[Items listed in a dataset]
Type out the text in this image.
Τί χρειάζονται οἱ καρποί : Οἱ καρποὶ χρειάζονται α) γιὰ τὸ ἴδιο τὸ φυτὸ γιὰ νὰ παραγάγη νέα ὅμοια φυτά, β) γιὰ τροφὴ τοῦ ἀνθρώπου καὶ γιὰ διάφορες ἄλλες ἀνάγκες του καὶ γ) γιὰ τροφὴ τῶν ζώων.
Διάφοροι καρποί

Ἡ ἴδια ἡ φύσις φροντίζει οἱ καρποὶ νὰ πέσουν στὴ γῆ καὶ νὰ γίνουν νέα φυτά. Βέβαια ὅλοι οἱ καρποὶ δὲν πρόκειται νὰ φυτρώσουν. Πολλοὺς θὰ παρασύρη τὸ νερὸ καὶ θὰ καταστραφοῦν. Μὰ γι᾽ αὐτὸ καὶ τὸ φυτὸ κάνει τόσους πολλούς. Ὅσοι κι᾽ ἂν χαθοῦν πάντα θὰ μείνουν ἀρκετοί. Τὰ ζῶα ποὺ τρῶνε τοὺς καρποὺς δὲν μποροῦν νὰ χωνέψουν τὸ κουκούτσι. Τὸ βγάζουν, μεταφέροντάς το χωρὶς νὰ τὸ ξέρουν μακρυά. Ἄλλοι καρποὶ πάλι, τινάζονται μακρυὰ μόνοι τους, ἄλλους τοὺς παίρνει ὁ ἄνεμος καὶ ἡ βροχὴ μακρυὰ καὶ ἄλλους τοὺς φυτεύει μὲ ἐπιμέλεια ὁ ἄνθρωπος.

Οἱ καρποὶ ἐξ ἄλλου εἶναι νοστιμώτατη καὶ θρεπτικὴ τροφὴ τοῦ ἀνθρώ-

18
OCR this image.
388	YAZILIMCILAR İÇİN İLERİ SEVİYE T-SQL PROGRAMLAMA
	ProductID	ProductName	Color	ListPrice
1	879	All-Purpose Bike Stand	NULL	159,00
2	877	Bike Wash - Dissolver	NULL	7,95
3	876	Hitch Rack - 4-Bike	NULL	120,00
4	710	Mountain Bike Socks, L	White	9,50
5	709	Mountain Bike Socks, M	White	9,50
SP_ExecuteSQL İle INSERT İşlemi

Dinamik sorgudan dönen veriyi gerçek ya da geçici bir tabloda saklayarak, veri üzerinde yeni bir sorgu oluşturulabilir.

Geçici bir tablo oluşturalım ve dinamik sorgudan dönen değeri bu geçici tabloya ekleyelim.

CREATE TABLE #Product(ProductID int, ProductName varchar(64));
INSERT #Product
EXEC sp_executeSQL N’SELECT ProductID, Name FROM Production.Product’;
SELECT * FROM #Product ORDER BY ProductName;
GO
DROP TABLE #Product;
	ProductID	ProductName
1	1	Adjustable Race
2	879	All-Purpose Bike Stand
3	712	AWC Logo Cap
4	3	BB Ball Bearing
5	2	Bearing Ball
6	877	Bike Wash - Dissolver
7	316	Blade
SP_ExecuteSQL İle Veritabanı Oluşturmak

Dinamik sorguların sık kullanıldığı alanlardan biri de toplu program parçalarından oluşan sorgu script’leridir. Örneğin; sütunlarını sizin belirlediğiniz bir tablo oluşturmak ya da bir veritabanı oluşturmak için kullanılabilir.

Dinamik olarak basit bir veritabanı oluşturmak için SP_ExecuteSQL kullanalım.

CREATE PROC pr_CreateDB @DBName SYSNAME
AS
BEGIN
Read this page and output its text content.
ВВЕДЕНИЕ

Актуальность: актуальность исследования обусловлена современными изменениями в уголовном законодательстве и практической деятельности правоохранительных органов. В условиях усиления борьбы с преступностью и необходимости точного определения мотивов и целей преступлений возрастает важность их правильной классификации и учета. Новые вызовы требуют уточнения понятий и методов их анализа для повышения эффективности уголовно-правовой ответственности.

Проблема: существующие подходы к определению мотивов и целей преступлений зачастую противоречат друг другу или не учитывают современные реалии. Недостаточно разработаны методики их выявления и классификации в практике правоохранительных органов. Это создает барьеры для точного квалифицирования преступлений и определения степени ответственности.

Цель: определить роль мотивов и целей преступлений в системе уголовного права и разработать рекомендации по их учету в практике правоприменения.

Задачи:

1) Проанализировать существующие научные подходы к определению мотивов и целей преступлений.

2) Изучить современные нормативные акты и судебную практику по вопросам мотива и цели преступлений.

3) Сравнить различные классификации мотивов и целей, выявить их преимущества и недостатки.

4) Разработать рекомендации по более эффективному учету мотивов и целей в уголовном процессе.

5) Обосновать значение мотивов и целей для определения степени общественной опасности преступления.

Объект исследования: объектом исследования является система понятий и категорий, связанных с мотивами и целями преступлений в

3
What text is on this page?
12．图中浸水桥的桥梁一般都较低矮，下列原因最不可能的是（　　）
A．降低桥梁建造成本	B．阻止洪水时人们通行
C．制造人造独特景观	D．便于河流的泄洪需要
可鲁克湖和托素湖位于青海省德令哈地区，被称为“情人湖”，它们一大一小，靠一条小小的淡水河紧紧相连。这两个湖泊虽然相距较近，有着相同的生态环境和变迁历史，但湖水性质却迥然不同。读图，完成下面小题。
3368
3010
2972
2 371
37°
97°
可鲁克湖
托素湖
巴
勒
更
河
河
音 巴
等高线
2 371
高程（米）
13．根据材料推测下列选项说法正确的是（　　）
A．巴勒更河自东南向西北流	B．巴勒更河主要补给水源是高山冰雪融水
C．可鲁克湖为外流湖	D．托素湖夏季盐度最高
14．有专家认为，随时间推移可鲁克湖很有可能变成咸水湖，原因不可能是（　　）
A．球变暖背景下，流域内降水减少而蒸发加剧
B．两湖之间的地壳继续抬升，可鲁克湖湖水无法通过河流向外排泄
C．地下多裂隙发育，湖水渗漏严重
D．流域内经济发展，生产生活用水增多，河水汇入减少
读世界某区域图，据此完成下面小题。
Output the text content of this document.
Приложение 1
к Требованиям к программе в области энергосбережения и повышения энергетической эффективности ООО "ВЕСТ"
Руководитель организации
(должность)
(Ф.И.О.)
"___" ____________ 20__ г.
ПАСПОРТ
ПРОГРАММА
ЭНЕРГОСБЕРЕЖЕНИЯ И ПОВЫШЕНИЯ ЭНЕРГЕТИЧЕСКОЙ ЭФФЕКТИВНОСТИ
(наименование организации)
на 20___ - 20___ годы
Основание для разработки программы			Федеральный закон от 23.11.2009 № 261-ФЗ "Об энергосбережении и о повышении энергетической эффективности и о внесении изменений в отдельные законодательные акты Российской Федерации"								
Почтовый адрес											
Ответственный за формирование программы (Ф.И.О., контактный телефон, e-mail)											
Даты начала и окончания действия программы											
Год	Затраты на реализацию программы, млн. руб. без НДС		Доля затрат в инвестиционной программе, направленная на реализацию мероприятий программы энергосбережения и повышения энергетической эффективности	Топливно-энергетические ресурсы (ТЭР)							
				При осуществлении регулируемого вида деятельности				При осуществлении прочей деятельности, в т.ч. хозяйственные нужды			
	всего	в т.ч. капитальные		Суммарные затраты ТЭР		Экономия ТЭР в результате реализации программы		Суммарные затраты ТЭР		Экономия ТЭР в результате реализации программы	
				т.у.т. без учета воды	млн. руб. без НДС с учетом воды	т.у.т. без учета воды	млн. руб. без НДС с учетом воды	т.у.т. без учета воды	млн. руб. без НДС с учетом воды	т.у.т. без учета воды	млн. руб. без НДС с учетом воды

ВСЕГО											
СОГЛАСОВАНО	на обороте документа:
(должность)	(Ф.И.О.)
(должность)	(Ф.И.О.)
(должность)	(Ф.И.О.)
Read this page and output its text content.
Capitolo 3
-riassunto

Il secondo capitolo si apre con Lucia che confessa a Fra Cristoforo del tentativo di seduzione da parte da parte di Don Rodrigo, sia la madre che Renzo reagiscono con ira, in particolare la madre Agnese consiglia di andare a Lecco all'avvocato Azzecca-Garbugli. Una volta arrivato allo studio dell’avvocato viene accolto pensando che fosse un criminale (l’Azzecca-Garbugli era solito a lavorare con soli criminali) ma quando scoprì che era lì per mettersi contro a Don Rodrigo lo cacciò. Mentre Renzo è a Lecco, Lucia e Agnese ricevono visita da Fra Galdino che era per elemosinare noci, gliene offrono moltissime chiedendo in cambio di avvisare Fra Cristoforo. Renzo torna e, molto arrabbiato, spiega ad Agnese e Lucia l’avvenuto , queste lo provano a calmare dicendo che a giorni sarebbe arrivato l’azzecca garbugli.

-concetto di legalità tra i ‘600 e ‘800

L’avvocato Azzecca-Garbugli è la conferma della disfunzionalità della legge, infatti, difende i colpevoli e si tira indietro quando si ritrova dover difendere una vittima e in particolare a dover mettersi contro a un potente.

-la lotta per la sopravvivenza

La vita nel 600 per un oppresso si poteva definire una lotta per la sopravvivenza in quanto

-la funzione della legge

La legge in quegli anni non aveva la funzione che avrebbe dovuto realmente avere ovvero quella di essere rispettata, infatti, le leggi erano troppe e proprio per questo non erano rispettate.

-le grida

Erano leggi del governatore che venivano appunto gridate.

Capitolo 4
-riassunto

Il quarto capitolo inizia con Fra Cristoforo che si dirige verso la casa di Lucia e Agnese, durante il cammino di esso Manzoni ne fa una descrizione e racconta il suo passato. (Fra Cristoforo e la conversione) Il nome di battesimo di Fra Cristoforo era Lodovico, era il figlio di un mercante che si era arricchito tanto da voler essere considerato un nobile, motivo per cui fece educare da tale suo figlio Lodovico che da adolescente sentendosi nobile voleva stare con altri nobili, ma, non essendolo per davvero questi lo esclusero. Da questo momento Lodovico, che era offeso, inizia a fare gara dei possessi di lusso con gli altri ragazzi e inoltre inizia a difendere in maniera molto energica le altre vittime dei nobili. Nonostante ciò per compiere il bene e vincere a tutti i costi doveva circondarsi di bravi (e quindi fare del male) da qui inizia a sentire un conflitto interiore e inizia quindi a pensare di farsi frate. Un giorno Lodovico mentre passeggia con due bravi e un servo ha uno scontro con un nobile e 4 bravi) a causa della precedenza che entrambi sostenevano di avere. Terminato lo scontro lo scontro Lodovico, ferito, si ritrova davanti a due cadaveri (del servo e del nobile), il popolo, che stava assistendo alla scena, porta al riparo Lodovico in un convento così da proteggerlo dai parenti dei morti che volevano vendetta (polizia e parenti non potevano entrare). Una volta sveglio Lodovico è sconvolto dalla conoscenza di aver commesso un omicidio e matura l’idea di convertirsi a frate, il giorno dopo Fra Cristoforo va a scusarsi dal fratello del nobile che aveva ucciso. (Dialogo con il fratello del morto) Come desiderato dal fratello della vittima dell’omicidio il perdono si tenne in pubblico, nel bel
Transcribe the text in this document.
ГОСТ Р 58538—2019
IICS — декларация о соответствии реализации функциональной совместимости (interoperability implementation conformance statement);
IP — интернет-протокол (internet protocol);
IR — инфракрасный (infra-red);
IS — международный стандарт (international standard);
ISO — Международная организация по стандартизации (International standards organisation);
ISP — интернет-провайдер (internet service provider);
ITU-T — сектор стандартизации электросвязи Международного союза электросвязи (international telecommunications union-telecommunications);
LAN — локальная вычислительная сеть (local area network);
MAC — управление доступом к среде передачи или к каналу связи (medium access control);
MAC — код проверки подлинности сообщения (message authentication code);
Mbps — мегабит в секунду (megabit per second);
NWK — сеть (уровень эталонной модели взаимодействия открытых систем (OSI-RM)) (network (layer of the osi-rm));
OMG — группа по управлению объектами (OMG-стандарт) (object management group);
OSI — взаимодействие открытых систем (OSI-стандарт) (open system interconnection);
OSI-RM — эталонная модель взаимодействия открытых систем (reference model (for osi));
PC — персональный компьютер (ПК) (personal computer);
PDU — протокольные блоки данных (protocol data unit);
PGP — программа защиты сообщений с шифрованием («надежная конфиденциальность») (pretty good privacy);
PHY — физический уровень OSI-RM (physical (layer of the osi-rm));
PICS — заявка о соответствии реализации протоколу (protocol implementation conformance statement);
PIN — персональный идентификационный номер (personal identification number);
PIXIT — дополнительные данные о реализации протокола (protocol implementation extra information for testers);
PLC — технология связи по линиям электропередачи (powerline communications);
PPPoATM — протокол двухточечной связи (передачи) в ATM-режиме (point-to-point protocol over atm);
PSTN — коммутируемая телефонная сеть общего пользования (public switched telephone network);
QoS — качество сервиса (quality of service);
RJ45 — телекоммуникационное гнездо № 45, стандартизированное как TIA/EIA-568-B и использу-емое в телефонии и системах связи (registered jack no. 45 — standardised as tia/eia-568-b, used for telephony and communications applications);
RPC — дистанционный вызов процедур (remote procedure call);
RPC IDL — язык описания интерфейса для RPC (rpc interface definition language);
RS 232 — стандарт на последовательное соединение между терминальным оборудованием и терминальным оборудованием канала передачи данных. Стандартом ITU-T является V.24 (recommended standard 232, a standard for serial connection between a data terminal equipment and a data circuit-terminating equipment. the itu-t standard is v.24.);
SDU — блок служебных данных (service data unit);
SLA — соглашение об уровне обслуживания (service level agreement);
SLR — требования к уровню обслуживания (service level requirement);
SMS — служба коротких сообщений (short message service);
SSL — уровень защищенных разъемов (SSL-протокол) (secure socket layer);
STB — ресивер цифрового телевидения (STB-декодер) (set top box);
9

- [Exercise details] For each line of the entries that includes "уровень", show that line.

- [Output for this exercise]
NWK — сеть (уровень эталонной модели взаимодействия открытых систем (OSI-RM)) (network (layer of the osi-rm));
PHY — физический уровень OSI-RM (physical (layer of the osi-rm));
SSL — уровень защищенных разъемов (SSL-протокол) (secure socket layer);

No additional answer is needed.